● **SHORT PROBLEM**:
Pictures in the records should not be copied, but every other part must be repeated exactly.

Data entries
## START

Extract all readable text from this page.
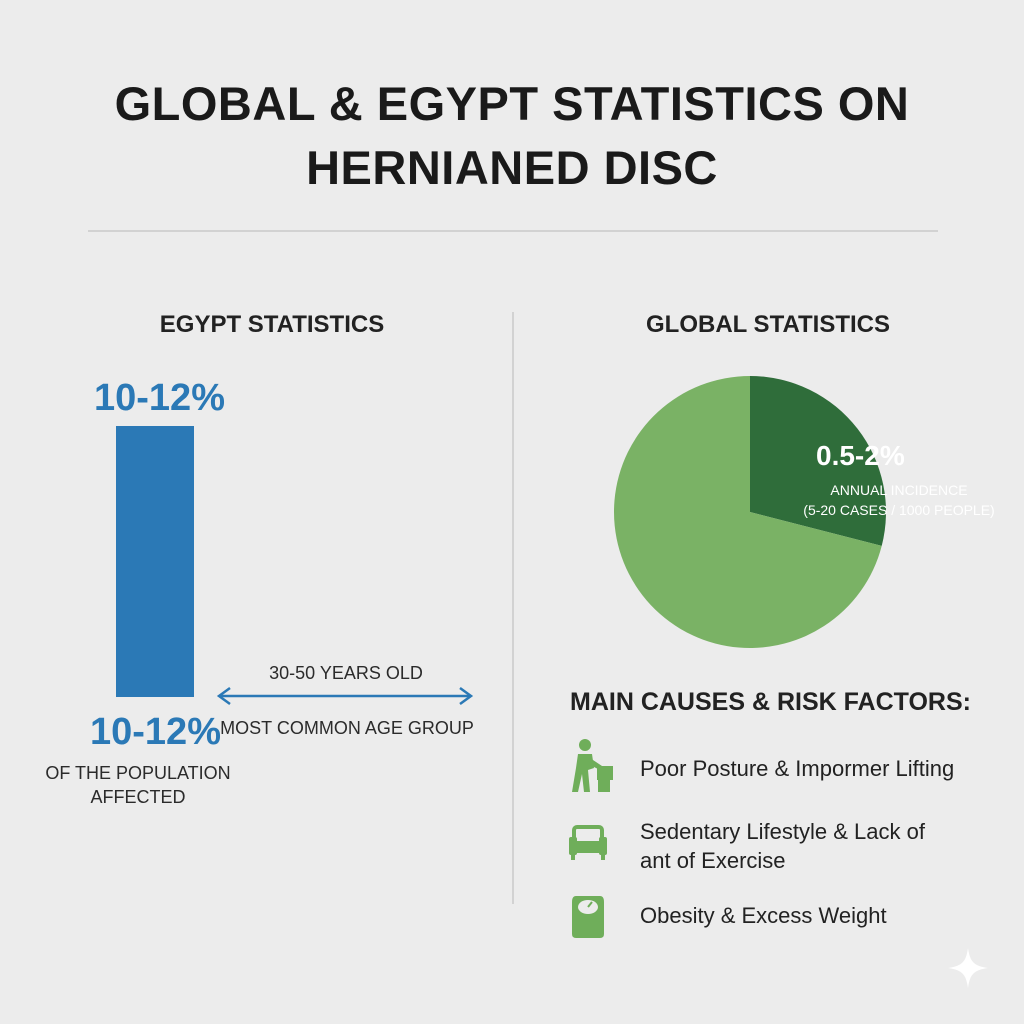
GLOBAL & EGYPT STATISTICS ON
HERNIANED DISC
EGYPT STATISTICS
10-12%
10-12%
OF THE POPULATION
AFFECTED
30-50 YEARS OLD
MOST COMMON AGE GROUP
GLOBAL STATISTICS
0.5-2%
ANNUAL INCIDENCE
(5-20 CASES / 1000 PEOPLE)
MAIN CAUSES & RISK FACTORS:
Poor Posture & Impormer Lifting
Sedentary Lifestyle & Lack of
ant of Exercise
Obesity & Excess Weight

## END

● **RESULT FOR THIS EXERCISE**:
Extract all readable text from this page.
GLOBAL & EGYPT STATISTICS ON
HERNIANED DISC
EGYPT STATISTICS
10-12%
10-12%
OF THE POPULATION
AFFECTED
30-50 YEARS OLD
MOST COMMON AGE GROUP
GLOBAL STATISTICS
0.5-2%
ANNUAL INCIDENCE
(5-20 CASES / 1000 PEOPLE)
MAIN CAUSES & RISK FACTORS:
Poor Posture & Impormer Lifting
Sedentary Lifestyle & Lack of
ant of Exercise
Obesity & Excess Weight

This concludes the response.